- Description of the task -
All the data below goes into the copy word for word, but the pictures don't.

-- Start Input rows --

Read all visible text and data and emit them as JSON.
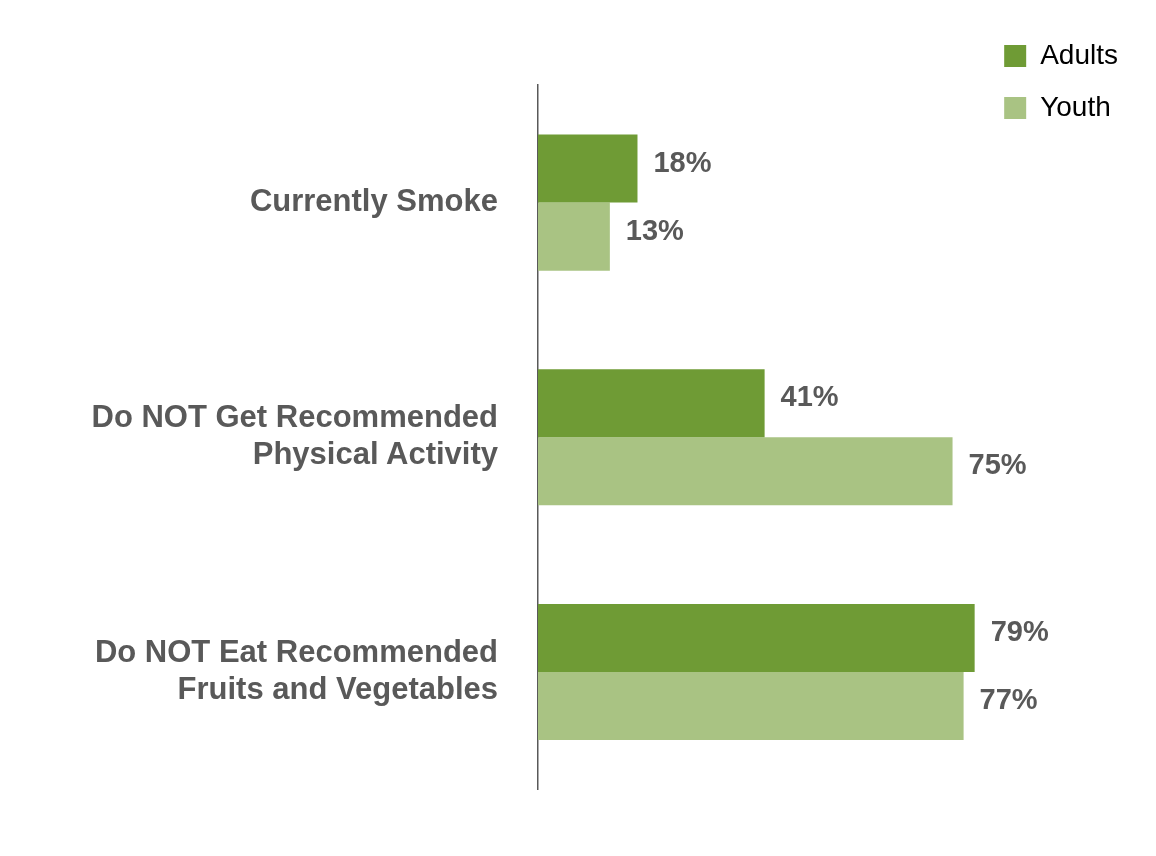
{
  "chart_data": {
    "type": "bar",
    "orientation": "horizontal",
    "categories": [
      "Currently Smoke",
      "Do NOT Get Recommended Physical Activity",
      "Do NOT Eat Recommended Fruits and Vegetables"
    ],
    "series": [
      {
        "name": "Adults",
        "color": "#6f9b35",
        "values": [
          18,
          41,
          79
        ],
        "value_labels": [
          "18%",
          "41%",
          "79%"
        ]
      },
      {
        "name": "Youth",
        "color": "#a9c383",
        "values": [
          13,
          75,
          77
        ],
        "value_labels": [
          "13%",
          "75%",
          "77%"
        ]
      }
    ],
    "legend": "top right",
    "grid": false
  }
}
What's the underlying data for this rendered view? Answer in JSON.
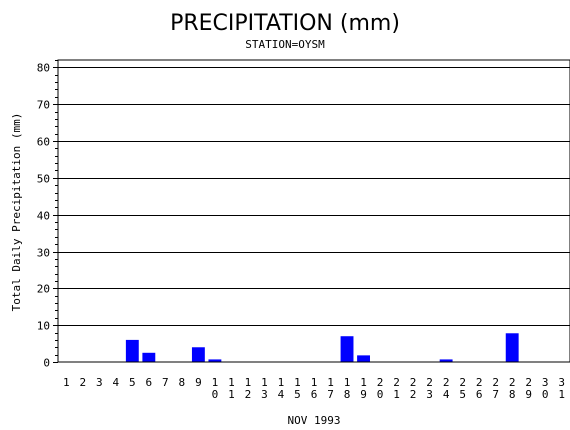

-- End Input rows --

- Solution for this task -
Read all visible text and data and emit them as JSON.
{
  "chart_data": {
    "type": "bar",
    "orientation": "horizontal",
    "categories": [
      "Currently Smoke",
      "Do NOT Get Recommended Physical Activity",
      "Do NOT Eat Recommended Fruits and Vegetables"
    ],
    "series": [
      {
        "name": "Adults",
        "color": "#6f9b35",
        "values": [
          18,
          41,
          79
        ],
        "value_labels": [
          "18%",
          "41%",
          "79%"
        ]
      },
      {
        "name": "Youth",
        "color": "#a9c383",
        "values": [
          13,
          75,
          77
        ],
        "value_labels": [
          "13%",
          "75%",
          "77%"
        ]
      }
    ],
    "legend": "top right",
    "grid": false
  }
}
What's the underlying data for this rendered view? Answer in JSON.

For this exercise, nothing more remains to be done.